→ Exercise directions:
Take every line from the material that has the word "中华人民共和国安全生产法" in it.

--- --- ---

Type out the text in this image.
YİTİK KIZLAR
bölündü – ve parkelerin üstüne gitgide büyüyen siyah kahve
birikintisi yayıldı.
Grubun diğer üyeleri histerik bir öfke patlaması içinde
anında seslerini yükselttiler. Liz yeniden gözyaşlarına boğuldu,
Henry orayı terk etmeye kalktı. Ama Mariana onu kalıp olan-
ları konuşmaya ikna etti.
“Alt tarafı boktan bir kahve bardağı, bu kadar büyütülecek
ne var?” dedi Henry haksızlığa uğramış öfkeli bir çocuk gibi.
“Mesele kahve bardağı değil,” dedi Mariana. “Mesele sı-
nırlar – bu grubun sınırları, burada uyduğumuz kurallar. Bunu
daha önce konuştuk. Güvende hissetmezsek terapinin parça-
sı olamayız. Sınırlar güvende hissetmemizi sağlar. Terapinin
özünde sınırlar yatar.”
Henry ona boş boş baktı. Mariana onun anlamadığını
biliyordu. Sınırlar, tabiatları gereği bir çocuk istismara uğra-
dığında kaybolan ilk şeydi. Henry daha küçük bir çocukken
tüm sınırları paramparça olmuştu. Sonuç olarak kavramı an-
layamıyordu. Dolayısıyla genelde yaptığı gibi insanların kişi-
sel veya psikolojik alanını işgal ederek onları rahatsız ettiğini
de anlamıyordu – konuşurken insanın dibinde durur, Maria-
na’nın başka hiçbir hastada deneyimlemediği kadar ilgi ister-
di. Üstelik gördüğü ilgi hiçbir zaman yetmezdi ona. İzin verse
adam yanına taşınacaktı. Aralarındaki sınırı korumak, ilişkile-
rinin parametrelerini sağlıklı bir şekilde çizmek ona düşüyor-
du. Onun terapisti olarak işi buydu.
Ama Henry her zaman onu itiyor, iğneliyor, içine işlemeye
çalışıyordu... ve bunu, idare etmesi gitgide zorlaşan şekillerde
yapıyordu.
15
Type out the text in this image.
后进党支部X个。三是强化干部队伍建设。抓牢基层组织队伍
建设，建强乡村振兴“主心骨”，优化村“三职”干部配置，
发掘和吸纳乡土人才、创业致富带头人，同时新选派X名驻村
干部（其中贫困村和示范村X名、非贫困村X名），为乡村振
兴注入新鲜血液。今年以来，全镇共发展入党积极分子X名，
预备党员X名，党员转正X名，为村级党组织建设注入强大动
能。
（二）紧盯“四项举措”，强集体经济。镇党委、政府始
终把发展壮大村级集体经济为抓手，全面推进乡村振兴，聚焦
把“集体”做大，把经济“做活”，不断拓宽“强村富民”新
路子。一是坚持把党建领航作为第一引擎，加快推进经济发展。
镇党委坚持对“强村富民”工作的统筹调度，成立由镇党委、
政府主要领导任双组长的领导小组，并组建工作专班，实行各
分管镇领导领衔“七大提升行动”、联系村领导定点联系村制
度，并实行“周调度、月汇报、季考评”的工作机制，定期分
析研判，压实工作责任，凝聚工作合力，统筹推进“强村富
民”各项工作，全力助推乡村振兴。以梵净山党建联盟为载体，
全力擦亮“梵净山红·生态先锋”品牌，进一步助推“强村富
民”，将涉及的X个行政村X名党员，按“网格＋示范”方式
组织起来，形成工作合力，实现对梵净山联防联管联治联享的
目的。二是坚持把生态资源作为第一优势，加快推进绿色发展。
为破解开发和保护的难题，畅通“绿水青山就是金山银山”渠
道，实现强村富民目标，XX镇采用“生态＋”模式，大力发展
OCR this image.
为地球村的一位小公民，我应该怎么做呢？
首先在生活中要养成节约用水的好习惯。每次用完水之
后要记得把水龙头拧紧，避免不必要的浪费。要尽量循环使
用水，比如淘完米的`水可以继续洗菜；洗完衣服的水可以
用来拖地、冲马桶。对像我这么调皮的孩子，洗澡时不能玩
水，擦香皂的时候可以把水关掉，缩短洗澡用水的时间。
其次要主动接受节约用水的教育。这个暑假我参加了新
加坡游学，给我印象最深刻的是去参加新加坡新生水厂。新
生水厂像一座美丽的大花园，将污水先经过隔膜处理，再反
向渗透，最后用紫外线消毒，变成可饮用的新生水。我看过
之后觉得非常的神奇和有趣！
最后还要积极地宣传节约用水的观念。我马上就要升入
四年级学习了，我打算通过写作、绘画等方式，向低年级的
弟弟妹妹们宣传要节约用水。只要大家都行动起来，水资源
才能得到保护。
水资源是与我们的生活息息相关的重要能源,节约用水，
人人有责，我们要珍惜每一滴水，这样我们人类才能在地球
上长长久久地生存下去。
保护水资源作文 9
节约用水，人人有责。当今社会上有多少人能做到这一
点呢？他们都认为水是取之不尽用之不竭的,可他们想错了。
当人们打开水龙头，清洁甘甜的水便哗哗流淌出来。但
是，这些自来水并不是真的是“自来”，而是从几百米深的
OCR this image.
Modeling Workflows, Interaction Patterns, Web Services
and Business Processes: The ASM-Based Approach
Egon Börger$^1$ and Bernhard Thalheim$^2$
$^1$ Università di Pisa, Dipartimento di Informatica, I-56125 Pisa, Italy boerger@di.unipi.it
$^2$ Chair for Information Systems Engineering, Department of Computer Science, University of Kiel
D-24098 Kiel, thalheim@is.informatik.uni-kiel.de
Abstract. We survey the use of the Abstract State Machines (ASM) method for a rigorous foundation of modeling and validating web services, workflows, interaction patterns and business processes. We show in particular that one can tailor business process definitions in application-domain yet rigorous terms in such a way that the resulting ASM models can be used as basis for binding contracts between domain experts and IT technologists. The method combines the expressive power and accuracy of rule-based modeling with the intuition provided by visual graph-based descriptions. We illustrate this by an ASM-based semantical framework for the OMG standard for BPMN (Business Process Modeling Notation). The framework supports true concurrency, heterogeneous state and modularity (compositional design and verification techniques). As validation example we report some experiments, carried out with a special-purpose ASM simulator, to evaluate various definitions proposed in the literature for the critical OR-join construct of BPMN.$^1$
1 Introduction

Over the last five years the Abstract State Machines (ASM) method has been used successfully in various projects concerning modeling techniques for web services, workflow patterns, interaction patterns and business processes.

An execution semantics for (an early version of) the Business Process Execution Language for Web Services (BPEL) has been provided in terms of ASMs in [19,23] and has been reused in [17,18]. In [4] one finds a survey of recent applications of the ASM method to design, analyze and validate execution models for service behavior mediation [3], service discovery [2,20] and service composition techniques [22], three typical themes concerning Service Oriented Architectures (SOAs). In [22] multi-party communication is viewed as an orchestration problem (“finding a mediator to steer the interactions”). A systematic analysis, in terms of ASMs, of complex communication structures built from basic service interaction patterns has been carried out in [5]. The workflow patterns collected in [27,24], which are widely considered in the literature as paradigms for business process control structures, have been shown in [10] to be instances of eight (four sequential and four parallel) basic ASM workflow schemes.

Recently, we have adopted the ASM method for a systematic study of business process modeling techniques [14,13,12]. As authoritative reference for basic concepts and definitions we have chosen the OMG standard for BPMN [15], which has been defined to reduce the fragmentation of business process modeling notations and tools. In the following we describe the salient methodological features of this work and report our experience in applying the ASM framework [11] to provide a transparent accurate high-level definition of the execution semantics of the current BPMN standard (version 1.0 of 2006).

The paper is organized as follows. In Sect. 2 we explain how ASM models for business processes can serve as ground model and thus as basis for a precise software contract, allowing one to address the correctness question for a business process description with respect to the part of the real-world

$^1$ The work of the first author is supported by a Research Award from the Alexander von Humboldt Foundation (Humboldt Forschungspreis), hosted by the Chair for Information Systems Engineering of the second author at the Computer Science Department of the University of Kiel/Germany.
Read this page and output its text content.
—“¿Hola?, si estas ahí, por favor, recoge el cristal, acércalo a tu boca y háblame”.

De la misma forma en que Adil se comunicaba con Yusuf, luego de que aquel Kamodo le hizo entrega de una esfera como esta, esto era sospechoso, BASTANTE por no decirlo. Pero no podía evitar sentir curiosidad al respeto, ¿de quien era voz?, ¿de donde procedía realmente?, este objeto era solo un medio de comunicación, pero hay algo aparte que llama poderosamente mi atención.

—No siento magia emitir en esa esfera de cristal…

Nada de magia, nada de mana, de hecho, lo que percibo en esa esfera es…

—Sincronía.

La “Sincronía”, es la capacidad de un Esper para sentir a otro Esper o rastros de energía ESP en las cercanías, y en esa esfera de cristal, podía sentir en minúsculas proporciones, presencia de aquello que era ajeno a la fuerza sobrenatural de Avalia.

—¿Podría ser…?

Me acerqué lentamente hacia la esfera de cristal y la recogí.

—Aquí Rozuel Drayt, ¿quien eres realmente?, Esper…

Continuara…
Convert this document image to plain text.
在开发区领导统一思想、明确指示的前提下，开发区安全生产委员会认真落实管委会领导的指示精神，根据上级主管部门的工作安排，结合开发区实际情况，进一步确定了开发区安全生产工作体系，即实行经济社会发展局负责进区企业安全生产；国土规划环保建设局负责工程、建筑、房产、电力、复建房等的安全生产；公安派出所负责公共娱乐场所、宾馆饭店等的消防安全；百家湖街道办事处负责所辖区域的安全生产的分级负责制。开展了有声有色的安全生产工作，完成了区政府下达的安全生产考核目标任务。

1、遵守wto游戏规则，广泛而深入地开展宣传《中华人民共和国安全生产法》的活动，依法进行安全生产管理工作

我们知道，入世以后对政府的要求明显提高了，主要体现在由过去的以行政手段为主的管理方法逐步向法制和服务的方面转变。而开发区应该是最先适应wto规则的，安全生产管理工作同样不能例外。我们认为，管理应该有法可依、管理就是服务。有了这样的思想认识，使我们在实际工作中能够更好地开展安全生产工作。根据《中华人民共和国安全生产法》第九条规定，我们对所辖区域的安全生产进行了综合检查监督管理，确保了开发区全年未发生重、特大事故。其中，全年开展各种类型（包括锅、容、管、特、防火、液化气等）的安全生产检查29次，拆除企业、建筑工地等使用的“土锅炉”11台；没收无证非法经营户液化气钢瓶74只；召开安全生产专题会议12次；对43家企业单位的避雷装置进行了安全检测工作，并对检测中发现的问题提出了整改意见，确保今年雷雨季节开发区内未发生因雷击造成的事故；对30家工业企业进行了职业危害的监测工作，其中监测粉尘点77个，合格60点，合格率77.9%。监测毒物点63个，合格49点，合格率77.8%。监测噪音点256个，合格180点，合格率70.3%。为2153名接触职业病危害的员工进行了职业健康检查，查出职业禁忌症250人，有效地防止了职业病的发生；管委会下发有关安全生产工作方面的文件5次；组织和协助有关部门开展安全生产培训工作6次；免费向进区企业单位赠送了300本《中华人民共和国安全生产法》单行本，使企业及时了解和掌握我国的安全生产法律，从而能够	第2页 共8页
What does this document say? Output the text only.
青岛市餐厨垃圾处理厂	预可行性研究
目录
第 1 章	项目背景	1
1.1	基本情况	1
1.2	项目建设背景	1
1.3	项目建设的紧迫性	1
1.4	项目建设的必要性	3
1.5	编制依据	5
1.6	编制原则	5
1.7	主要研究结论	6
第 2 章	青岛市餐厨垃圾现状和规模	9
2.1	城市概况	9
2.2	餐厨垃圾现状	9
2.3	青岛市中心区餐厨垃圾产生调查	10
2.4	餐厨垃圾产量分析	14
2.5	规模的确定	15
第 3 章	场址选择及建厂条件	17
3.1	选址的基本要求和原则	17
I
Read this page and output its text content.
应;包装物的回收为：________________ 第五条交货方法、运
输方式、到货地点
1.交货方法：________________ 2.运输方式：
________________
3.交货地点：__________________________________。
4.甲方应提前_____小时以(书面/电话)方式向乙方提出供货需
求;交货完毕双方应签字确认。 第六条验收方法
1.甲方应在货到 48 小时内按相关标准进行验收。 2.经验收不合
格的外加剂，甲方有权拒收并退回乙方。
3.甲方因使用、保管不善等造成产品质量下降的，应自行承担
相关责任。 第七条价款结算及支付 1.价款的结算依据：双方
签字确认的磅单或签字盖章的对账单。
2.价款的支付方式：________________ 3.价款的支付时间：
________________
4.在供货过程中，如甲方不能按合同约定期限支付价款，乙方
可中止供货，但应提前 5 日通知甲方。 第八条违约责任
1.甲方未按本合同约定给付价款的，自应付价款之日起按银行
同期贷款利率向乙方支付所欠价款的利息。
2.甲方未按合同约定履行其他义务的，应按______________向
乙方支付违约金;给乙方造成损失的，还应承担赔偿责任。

--- --- ---

→ Exercise result:
1、遵守wto游戏规则，广泛而深入地开展宣传《中华人民共和国安全生产法》的活动，依法进行安全生产管理工作
我们知道，入世以后对政府的要求明显提高了，主要体现在由过去的以行政手段为主的管理方法逐步向法制和服务的方面转变。而开发区应该是最先适应wto规则的，安全生产管理工作同样不能例外。我们认为，管理应该有法可依、管理就是服务。有了这样的思想认识，使我们在实际工作中能够更好地开展安全生产工作。根据《中华人民共和国安全生产法》第九条规定，我们对所辖区域的安全生产进行了综合检查监督管理，确保了开发区全年未发生重、特大事故。其中，全年开展各种类型（包括锅、容、管、特、防火、液化气等）的安全生产检查29次，拆除企业、建筑工地等使用的“土锅炉”11台；没收无证非法经营户液化气钢瓶74只；召开安全生产专题会议12次；对43家企业单位的避雷装置进行了安全检测工作，并对检测中发现的问题提出了整改意见，确保今年雷雨季节开发区内未发生因雷击造成的事故；对30家工业企业进行了职业危害的监测工作，其中监测粉尘点77个，合格60点，合格率77.9%。监测毒物点63个，合格49点，合格率77.8%。监测噪音点256个，合格180点，合格率70.3%。为2153名接触职业病危害的员工进行了职业健康检查，查出职业禁忌症250人，有效地防止了职业病的发生；管委会下发有关安全生产工作方面的文件5次；组织和协助有关部门开展安全生产培训工作6次；免费向进区企业单位赠送了300本《中华人民共和国安全生产法》单行本，使企业及时了解和掌握我国的安全生产法律，从而能够	第2页 共8页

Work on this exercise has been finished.